◆ TASK GOAL
Give only the number of lines where "Services" occurs.

[start of EXCERPTED DATA]

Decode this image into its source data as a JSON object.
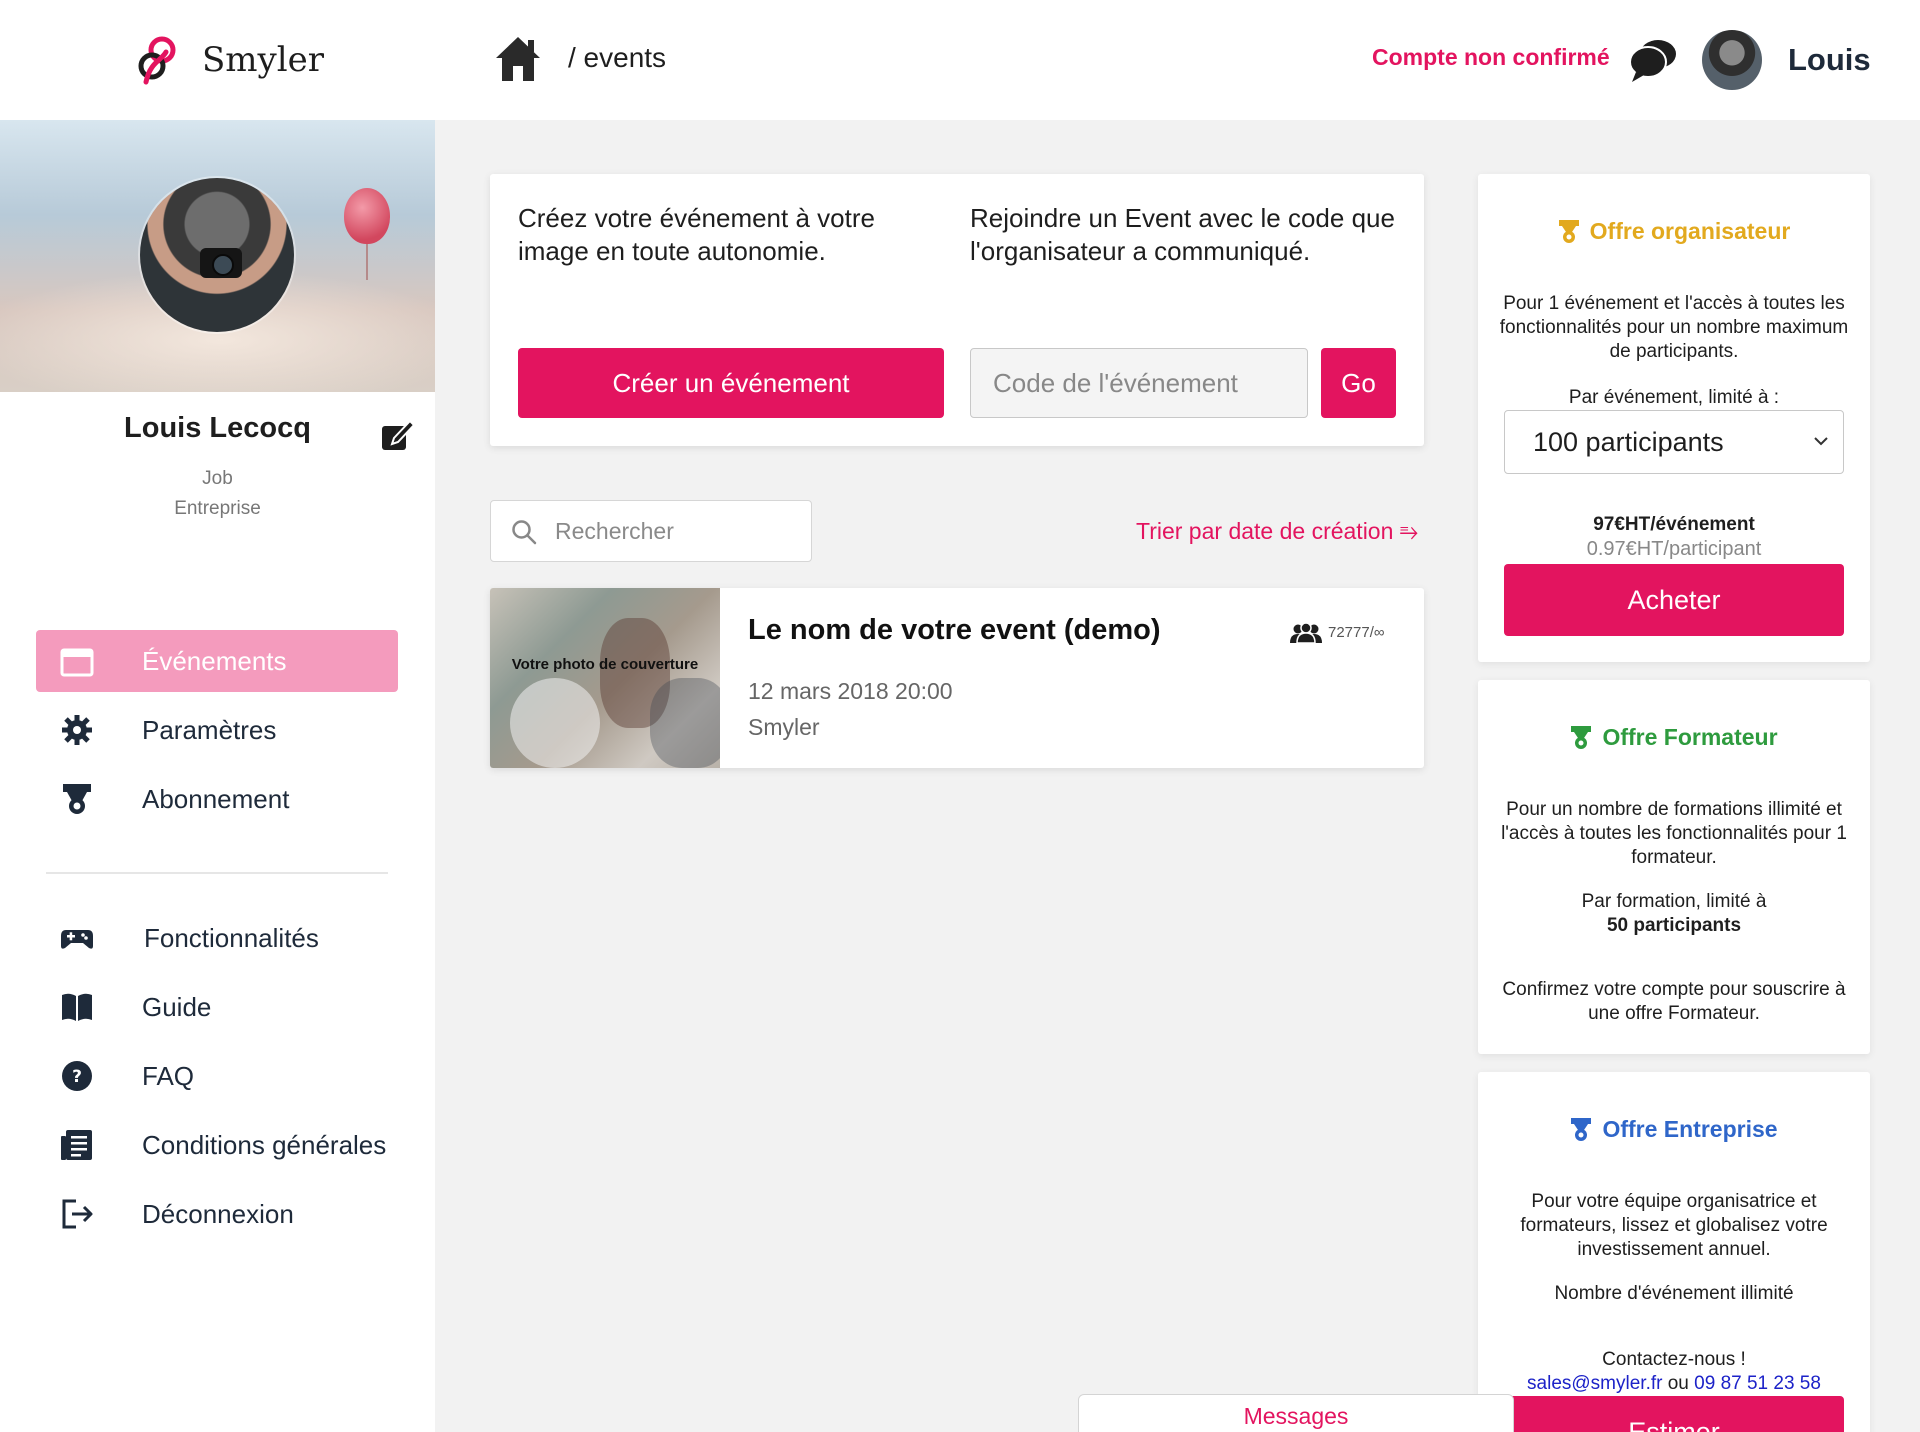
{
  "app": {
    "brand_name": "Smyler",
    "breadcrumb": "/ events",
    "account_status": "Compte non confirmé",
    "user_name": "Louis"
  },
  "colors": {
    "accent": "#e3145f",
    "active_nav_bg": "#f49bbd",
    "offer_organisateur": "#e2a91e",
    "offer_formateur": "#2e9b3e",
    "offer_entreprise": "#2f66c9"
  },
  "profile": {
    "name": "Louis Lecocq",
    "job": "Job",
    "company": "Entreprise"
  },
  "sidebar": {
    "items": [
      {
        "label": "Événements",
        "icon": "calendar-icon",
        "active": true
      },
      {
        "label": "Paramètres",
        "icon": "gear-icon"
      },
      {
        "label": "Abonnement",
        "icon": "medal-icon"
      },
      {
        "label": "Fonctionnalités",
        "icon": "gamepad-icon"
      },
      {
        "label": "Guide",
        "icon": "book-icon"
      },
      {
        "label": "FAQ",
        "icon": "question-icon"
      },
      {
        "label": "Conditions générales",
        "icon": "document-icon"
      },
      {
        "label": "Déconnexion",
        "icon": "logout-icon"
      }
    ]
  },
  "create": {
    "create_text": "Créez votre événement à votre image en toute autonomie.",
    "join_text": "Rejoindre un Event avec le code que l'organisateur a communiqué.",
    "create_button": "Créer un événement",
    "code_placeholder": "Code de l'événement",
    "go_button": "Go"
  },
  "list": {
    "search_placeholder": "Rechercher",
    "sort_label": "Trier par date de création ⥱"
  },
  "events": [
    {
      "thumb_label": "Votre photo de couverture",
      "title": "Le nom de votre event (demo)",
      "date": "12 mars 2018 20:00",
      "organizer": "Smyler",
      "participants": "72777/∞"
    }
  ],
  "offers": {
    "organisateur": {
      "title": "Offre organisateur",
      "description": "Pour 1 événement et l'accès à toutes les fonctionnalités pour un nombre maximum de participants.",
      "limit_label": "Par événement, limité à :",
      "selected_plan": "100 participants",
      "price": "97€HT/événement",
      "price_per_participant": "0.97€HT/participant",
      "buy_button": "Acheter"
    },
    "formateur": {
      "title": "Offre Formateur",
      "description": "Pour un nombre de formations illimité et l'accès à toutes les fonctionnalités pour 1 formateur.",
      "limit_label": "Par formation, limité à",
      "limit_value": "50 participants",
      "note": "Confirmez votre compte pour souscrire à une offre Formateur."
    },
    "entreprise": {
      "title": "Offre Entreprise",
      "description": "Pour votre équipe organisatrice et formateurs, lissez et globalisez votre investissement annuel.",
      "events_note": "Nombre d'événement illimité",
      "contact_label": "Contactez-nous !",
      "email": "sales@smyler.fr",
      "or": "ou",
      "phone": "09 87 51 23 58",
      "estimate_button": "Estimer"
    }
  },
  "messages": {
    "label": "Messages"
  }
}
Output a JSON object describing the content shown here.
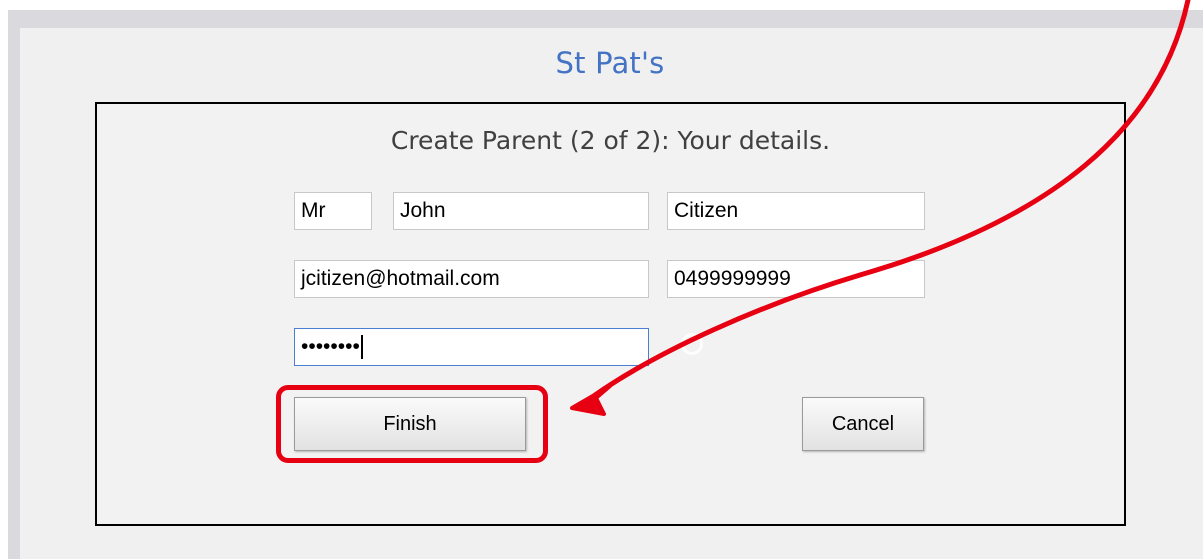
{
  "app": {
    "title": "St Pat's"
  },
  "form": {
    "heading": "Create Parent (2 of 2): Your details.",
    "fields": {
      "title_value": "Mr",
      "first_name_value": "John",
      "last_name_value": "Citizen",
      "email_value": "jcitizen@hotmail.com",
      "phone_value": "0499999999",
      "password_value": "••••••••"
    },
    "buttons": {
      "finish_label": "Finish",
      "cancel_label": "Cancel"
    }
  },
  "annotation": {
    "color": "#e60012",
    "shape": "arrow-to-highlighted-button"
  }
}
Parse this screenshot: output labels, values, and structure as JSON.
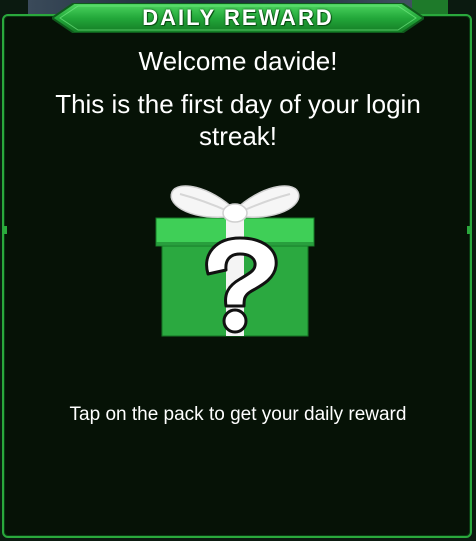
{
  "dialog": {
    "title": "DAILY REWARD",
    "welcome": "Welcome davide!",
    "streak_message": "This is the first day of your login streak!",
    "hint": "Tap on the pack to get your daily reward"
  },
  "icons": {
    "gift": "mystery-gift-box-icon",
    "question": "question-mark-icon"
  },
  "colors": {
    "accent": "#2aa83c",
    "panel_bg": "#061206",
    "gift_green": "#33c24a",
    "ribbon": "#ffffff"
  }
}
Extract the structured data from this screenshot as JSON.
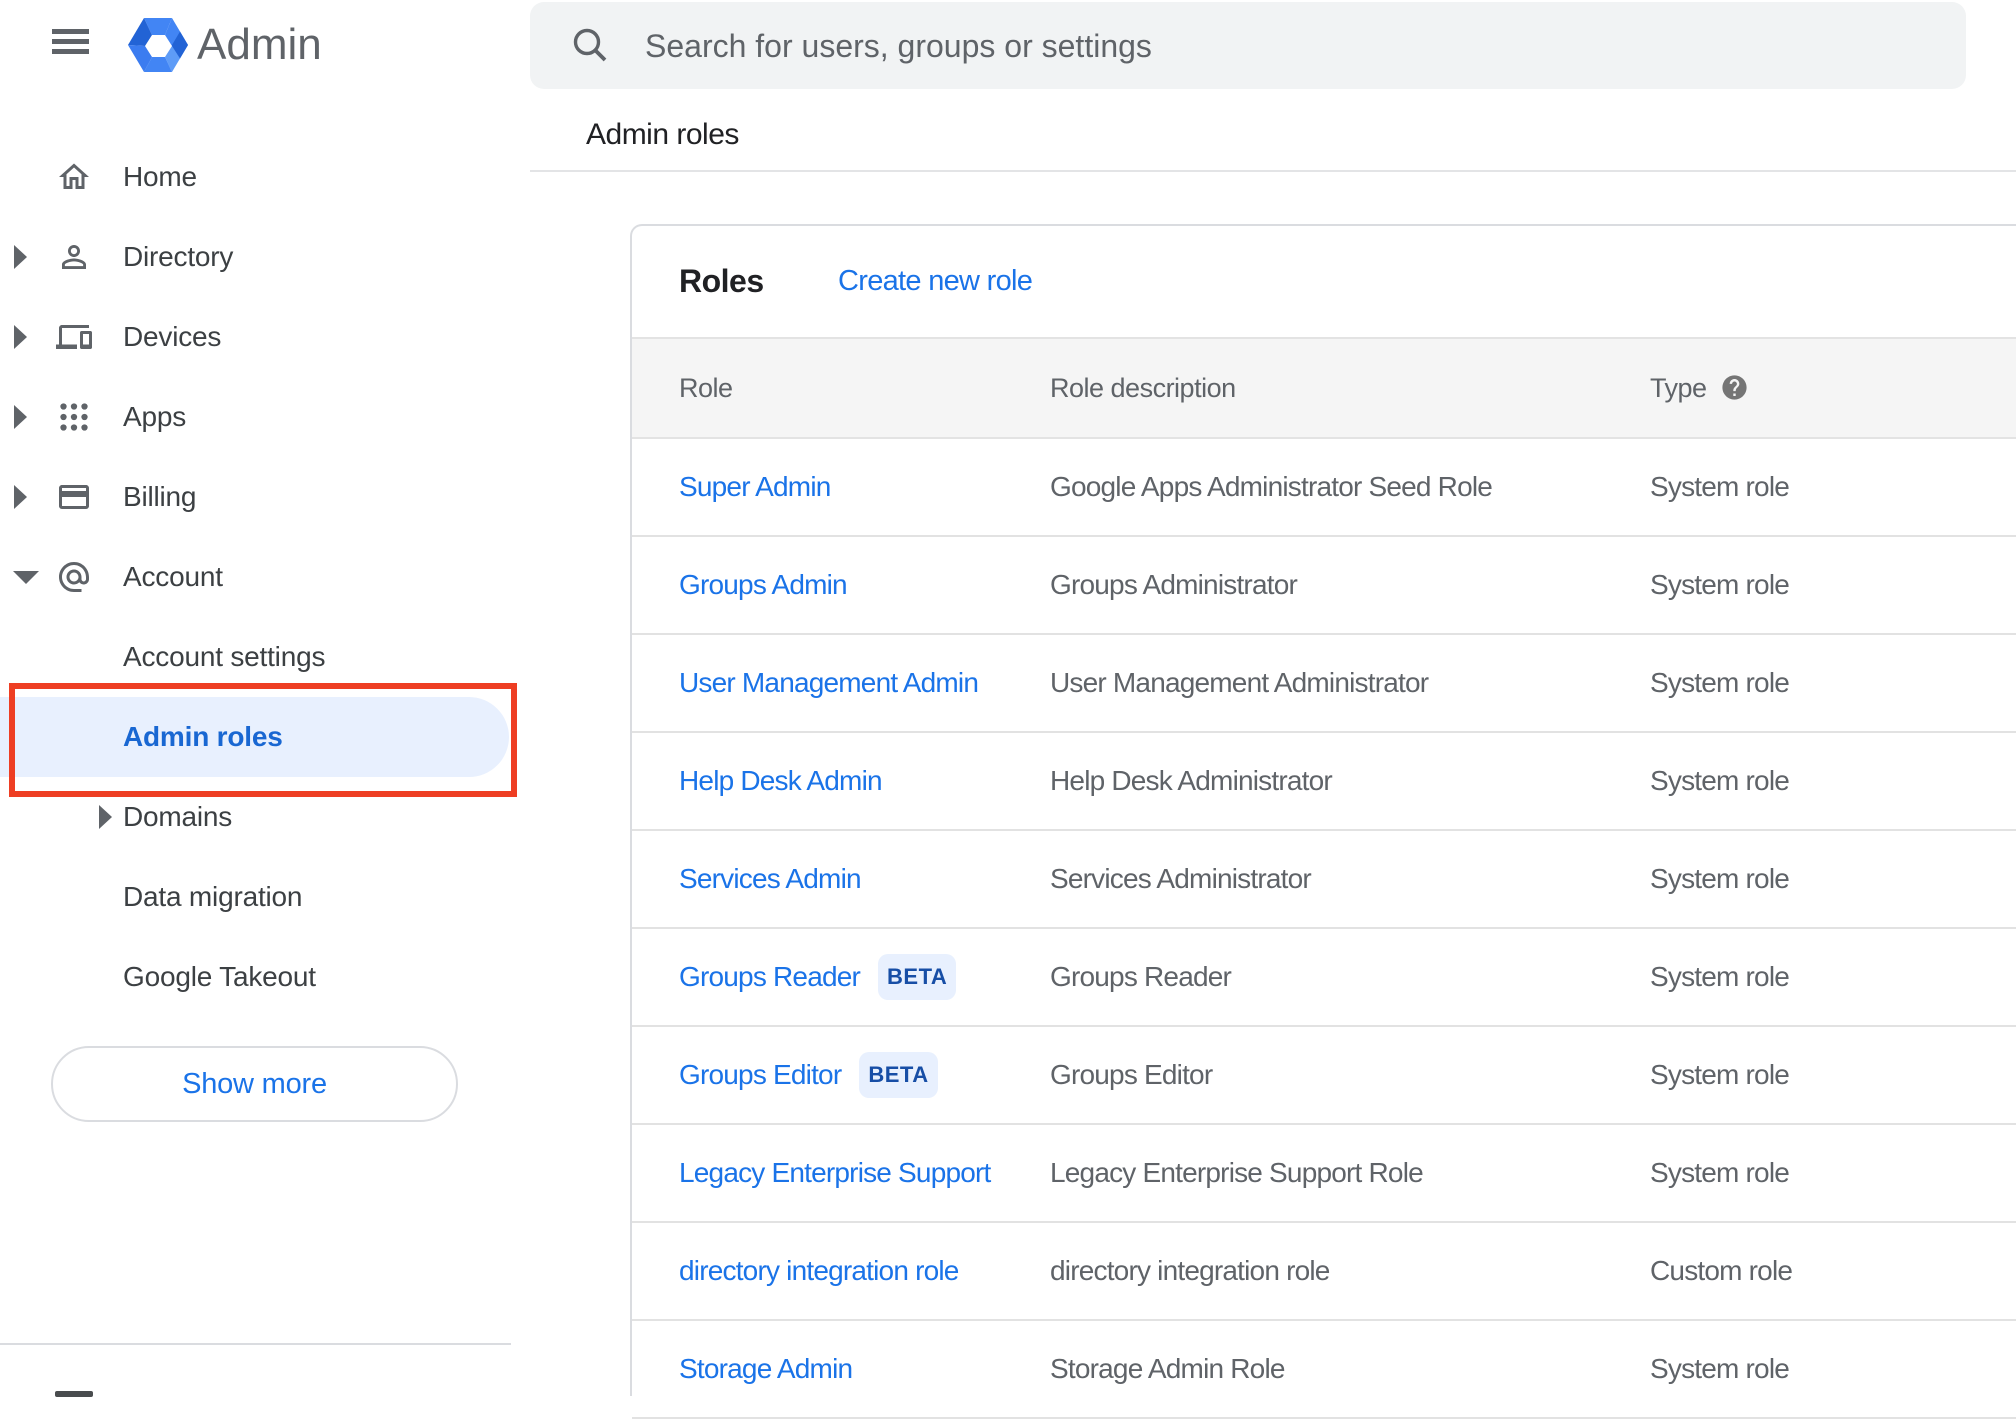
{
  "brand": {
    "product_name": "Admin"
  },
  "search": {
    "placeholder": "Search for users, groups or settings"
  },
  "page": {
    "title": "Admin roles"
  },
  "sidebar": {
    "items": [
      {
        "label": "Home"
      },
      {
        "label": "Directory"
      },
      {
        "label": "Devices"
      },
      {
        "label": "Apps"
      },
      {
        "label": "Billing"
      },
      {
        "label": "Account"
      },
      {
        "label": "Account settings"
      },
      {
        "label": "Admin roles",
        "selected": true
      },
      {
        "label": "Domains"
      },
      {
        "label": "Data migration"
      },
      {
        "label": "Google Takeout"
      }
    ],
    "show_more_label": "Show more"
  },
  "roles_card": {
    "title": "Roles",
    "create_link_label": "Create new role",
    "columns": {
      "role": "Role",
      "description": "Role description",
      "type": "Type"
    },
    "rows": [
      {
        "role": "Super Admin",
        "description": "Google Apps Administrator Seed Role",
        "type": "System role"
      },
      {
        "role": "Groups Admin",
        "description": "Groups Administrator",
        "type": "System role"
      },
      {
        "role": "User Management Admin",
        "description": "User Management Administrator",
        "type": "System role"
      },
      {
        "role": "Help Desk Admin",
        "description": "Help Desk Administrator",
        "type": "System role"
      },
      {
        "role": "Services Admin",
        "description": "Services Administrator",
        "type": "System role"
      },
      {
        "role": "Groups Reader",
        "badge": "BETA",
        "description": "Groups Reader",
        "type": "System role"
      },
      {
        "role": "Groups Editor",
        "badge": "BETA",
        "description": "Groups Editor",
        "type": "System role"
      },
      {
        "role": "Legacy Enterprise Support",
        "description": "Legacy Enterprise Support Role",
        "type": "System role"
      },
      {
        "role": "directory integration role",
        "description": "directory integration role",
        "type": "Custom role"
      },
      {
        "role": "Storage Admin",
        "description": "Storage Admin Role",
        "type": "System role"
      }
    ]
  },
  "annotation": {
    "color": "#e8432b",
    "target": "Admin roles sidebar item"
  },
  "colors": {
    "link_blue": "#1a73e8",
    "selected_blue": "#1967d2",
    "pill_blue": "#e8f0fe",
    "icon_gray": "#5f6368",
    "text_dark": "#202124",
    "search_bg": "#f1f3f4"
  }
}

[end of EXCERPTED DATA]

◆ EXERCISE OUTPUT
2